Exercise brief:
Give a verbatim quotation of every record.

Raw records:
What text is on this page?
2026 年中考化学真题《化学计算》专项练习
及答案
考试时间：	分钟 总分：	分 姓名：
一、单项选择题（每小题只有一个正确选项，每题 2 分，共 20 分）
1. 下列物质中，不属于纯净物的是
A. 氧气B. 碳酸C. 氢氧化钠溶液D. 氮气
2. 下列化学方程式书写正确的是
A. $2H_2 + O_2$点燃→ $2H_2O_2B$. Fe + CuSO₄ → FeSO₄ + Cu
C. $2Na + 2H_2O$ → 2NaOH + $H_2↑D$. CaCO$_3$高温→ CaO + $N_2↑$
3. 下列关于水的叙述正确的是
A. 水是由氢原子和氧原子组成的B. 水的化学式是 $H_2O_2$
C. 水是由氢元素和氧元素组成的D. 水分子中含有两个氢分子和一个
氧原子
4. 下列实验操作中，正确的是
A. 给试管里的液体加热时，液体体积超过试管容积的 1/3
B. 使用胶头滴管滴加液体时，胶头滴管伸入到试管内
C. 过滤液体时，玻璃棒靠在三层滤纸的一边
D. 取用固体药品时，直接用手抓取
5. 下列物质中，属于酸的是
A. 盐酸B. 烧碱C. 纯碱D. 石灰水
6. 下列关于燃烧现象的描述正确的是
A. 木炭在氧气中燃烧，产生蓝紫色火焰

The completed task:
What text is on this page?
2026 年中考化学真题《化学计算》专项练习
及答案
考试时间：	分钟 总分：	分 姓名：
一、单项选择题（每小题只有一个正确选项，每题 2 分，共 20 分）
1. 下列物质中，不属于纯净物的是
A. 氧气B. 碳酸C. 氢氧化钠溶液D. 氮气
2. 下列化学方程式书写正确的是
A. $2H_2 + O_2$点燃→ $2H_2O_2B$. Fe + CuSO₄ → FeSO₄ + Cu
C. $2Na + 2H_2O$ → 2NaOH + $H_2↑D$. CaCO$_3$高温→ CaO + $N_2↑$
3. 下列关于水的叙述正确的是
A. 水是由氢原子和氧原子组成的B. 水的化学式是 $H_2O_2$
C. 水是由氢元素和氧元素组成的D. 水分子中含有两个氢分子和一个
氧原子
4. 下列实验操作中，正确的是
A. 给试管里的液体加热时，液体体积超过试管容积的 1/3
B. 使用胶头滴管滴加液体时，胶头滴管伸入到试管内
C. 过滤液体时，玻璃棒靠在三层滤纸的一边
D. 取用固体药品时，直接用手抓取
5. 下列物质中，属于酸的是
A. 盐酸B. 烧碱C. 纯碱D. 石灰水
6. 下列关于燃烧现象的描述正确的是
A. 木炭在氧气中燃烧，产生蓝紫色火焰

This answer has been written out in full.